▸ **Activity**: Go through the entries and set each one down exactly.

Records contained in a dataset
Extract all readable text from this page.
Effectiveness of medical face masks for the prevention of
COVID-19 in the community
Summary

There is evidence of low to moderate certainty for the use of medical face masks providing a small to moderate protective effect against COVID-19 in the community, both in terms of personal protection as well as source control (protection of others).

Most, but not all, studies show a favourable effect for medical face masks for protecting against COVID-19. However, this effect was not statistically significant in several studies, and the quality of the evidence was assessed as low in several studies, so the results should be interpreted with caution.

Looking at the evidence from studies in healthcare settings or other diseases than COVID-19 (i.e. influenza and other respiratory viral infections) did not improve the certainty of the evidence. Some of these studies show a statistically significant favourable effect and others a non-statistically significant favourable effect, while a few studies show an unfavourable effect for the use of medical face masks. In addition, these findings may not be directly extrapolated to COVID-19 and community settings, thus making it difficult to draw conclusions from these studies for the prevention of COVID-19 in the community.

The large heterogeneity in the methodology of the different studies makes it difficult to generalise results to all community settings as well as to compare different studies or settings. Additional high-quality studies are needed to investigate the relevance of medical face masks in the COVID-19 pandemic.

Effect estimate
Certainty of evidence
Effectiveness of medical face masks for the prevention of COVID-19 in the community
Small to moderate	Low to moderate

▸ **Result below**:
Extract all readable text from this page.
Effectiveness of medical face masks for the prevention of
COVID-19 in the community
Summary

There is evidence of low to moderate certainty for the use of medical face masks providing a small to moderate protective effect against COVID-19 in the community, both in terms of personal protection as well as source control (protection of others).

Most, but not all, studies show a favourable effect for medical face masks for protecting against COVID-19. However, this effect was not statistically significant in several studies, and the quality of the evidence was assessed as low in several studies, so the results should be interpreted with caution.

Looking at the evidence from studies in healthcare settings or other diseases than COVID-19 (i.e. influenza and other respiratory viral infections) did not improve the certainty of the evidence. Some of these studies show a statistically significant favourable effect and others a non-statistically significant favourable effect, while a few studies show an unfavourable effect for the use of medical face masks. In addition, these findings may not be directly extrapolated to COVID-19 and community settings, thus making it difficult to draw conclusions from these studies for the prevention of COVID-19 in the community.

The large heterogeneity in the methodology of the different studies makes it difficult to generalise results to all community settings as well as to compare different studies or settings. Additional high-quality studies are needed to investigate the relevance of medical face masks in the COVID-19 pandemic.

Effect estimate
Certainty of evidence
Effectiveness of medical face masks for the prevention of COVID-19 in the community
Small to moderate	Low to moderate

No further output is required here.